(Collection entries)
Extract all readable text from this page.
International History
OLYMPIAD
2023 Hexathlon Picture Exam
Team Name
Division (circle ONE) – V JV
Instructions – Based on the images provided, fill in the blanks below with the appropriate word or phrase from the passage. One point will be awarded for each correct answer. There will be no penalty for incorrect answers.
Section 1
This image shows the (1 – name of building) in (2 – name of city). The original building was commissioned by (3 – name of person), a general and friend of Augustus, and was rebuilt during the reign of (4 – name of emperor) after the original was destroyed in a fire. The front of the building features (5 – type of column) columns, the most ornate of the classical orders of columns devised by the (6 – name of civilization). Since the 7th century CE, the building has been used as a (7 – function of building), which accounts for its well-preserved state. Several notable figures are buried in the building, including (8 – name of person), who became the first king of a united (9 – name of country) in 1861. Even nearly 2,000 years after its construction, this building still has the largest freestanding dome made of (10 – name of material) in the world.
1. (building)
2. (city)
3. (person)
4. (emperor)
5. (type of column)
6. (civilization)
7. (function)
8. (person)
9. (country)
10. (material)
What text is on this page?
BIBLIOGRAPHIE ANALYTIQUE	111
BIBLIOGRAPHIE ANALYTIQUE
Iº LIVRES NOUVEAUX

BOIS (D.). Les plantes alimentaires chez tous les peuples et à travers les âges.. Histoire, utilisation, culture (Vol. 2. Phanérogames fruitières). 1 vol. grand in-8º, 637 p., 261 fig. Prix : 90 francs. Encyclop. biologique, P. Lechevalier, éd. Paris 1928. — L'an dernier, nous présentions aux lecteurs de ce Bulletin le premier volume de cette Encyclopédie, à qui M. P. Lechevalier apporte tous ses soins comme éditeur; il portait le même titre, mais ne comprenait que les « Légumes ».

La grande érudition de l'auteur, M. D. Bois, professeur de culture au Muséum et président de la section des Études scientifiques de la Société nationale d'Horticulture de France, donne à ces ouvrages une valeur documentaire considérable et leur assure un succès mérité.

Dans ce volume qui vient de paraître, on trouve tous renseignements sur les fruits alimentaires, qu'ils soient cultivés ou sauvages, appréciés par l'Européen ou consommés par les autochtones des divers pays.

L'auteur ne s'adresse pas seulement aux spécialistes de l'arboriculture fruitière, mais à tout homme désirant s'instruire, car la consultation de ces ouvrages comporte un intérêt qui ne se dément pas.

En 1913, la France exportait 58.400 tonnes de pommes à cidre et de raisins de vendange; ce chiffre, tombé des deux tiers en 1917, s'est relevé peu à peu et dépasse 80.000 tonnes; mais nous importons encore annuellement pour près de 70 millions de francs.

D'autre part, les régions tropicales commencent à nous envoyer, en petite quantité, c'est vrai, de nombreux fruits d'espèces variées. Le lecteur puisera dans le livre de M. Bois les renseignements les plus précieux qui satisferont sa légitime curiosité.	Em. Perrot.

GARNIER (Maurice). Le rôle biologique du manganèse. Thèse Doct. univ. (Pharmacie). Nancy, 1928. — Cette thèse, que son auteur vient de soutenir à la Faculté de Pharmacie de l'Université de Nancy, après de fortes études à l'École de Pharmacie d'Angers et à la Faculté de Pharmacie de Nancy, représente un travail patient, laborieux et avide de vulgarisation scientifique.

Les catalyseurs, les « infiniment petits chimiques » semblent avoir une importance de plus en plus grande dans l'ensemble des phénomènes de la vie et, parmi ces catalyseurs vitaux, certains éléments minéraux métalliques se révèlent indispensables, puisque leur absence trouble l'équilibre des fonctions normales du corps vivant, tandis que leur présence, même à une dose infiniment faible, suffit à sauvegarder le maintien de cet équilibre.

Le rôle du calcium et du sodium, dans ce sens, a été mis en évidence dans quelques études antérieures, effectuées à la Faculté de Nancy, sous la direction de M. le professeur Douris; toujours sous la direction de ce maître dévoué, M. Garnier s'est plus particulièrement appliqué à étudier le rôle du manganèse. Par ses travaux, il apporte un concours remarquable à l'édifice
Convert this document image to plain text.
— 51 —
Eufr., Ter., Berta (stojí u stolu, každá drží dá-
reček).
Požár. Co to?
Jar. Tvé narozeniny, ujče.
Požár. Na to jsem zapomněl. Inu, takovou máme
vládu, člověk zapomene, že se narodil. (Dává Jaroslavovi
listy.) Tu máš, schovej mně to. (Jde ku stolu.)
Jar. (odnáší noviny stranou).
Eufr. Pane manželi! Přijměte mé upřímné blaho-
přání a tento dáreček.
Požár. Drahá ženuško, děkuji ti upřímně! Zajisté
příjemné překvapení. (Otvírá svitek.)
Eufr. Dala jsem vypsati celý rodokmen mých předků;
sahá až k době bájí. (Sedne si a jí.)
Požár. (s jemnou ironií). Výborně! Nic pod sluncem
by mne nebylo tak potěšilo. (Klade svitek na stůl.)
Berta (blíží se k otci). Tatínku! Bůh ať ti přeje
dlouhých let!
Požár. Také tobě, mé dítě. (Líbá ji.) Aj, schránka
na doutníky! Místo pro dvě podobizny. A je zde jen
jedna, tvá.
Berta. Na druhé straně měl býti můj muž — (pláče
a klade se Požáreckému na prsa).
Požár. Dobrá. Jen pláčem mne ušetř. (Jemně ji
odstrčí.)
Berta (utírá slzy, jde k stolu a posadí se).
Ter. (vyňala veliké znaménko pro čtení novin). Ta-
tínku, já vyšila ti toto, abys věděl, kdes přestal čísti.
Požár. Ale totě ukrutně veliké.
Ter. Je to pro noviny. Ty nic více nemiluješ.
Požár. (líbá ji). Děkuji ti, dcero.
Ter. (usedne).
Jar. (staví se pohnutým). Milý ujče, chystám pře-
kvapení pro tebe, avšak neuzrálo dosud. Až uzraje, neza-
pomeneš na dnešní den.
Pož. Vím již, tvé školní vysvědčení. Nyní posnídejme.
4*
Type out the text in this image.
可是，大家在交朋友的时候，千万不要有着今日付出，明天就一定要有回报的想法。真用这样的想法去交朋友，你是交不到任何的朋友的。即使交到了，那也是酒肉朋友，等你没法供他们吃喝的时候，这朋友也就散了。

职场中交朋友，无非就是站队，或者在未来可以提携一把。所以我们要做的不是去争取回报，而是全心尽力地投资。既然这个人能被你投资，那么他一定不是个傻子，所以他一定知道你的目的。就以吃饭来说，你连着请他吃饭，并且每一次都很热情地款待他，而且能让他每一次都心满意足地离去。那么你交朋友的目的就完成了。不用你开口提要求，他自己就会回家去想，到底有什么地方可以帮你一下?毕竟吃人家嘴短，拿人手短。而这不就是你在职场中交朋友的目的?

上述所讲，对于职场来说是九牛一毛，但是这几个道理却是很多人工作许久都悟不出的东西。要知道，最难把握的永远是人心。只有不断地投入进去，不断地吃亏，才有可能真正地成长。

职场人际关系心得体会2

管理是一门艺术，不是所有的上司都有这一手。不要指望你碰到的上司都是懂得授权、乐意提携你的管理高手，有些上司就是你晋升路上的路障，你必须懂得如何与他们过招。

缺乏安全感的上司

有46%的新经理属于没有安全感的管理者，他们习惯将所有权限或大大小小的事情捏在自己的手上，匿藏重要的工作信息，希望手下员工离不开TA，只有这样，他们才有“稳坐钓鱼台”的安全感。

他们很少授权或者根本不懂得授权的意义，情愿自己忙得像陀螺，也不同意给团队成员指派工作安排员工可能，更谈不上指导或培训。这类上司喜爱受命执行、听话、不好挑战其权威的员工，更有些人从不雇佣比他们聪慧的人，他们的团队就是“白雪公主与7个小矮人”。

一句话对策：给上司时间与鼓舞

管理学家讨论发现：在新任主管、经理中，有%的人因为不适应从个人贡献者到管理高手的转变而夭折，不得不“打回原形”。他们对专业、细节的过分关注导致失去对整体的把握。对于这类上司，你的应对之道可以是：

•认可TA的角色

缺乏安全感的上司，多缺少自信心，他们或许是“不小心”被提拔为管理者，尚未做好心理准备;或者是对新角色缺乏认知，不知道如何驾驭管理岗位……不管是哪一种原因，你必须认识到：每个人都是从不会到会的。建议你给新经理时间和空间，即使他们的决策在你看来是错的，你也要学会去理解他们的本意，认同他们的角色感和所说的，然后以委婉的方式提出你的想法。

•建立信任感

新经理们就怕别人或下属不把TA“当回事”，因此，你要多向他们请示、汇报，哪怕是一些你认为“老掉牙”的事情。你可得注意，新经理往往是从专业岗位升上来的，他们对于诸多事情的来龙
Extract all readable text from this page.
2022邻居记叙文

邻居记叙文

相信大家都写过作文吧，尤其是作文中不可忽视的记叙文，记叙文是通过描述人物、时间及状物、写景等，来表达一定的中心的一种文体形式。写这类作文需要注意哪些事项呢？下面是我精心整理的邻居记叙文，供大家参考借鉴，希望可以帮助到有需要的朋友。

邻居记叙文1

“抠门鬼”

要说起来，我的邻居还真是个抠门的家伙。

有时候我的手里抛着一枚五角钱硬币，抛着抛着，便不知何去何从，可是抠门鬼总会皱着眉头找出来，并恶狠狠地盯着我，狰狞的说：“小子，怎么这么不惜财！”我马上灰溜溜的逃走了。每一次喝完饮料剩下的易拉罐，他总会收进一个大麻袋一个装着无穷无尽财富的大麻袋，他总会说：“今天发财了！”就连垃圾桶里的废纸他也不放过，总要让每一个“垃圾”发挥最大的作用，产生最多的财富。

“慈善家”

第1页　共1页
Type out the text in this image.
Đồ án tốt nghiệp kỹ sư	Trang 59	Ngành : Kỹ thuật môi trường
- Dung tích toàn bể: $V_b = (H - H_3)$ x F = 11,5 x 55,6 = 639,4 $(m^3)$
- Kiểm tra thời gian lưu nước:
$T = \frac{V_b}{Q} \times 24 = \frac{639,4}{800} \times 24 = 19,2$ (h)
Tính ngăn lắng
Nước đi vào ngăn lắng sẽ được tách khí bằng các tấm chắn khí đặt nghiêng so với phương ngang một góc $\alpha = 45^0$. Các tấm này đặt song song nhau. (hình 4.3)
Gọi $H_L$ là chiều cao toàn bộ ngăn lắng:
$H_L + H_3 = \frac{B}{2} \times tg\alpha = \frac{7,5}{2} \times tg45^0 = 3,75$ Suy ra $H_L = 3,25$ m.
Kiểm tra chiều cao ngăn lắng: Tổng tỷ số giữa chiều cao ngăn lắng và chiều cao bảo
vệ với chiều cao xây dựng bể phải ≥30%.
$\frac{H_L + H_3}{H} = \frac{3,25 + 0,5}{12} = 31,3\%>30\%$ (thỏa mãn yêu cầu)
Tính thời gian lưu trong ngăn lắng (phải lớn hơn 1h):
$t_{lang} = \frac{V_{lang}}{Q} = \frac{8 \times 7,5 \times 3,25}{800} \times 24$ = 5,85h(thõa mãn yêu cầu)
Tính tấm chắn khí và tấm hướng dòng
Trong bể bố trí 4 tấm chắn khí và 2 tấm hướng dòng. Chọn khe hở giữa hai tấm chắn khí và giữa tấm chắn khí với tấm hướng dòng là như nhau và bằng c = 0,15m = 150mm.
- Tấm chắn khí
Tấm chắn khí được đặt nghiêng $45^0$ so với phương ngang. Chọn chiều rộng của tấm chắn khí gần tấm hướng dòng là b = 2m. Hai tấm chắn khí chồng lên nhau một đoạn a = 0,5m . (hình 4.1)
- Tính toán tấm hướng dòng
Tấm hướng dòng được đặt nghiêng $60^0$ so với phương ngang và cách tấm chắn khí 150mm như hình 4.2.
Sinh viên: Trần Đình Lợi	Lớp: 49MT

TASK INSTRUCTIONS ▸
List each line holding the string "thời".

IN RESPONSE ▸
- Kiểm tra thời gian lưu nước:
Tính thời gian lưu trong ngăn lắng (phải lớn hơn 1h):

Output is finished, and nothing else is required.